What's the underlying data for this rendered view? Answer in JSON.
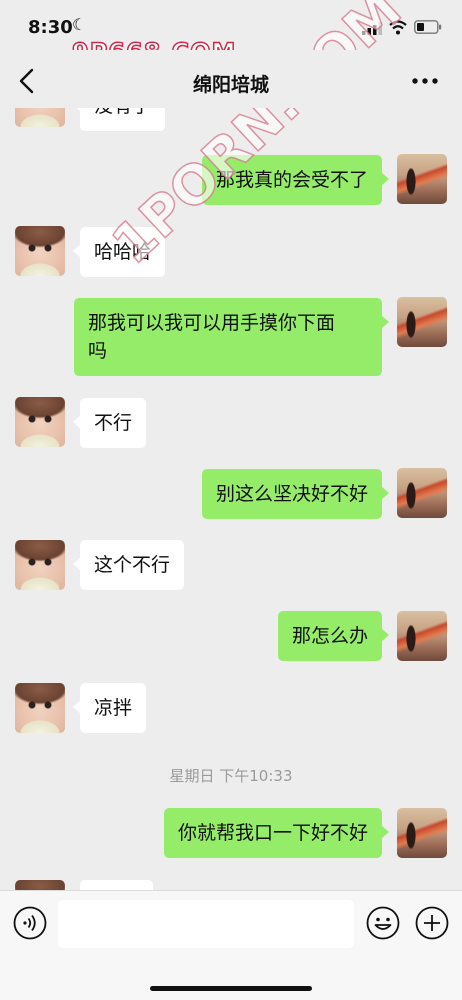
{
  "status_bar": {
    "time": "8:30",
    "moon": "☾"
  },
  "watermarks": {
    "top": "9P668.COM",
    "diagonal": "1PORN.COM"
  },
  "nav": {
    "title": "绵阳培城"
  },
  "messages": [
    {
      "side": "in",
      "text": "没有了"
    },
    {
      "side": "out",
      "text": "那我真的会受不了"
    },
    {
      "side": "in",
      "text": "哈哈哈"
    },
    {
      "side": "out",
      "text": "那我可以我可以用手摸你下面\n吗"
    },
    {
      "side": "in",
      "text": "不行"
    },
    {
      "side": "out",
      "text": "别这么坚决好不好"
    },
    {
      "side": "in",
      "text": "这个不行"
    },
    {
      "side": "out",
      "text": "那怎么办"
    },
    {
      "side": "in",
      "text": "凉拌"
    },
    {
      "side": "out",
      "text": "你就帮我口一下好不好"
    }
  ],
  "timestamp": "星期日 下午10:33",
  "colors": {
    "outgoing_bubble": "#95ec69",
    "incoming_bubble": "#ffffff",
    "background": "#ededed"
  }
}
- - -
» Exercise objective
Send back the data above word for word, with the pictures left out.

» Correct answer
What's the underlying data for this rendered view? Answer in JSON.
{
  "status_bar": {
    "time": "8:30",
    "moon": "☾"
  },
  "watermarks": {
    "top": "9P668.COM",
    "diagonal": "1PORN.COM"
  },
  "nav": {
    "title": "绵阳培城"
  },
  "messages": [
    {
      "side": "in",
      "text": "没有了"
    },
    {
      "side": "out",
      "text": "那我真的会受不了"
    },
    {
      "side": "in",
      "text": "哈哈哈"
    },
    {
      "side": "out",
      "text": "那我可以我可以用手摸你下面\n吗"
    },
    {
      "side": "in",
      "text": "不行"
    },
    {
      "side": "out",
      "text": "别这么坚决好不好"
    },
    {
      "side": "in",
      "text": "这个不行"
    },
    {
      "side": "out",
      "text": "那怎么办"
    },
    {
      "side": "in",
      "text": "凉拌"
    },
    {
      "side": "out",
      "text": "你就帮我口一下好不好"
    }
  ],
  "timestamp": "星期日 下午10:33",
  "colors": {
    "outgoing_bubble": "#95ec69",
    "incoming_bubble": "#ffffff",
    "background": "#ededed"
  }
}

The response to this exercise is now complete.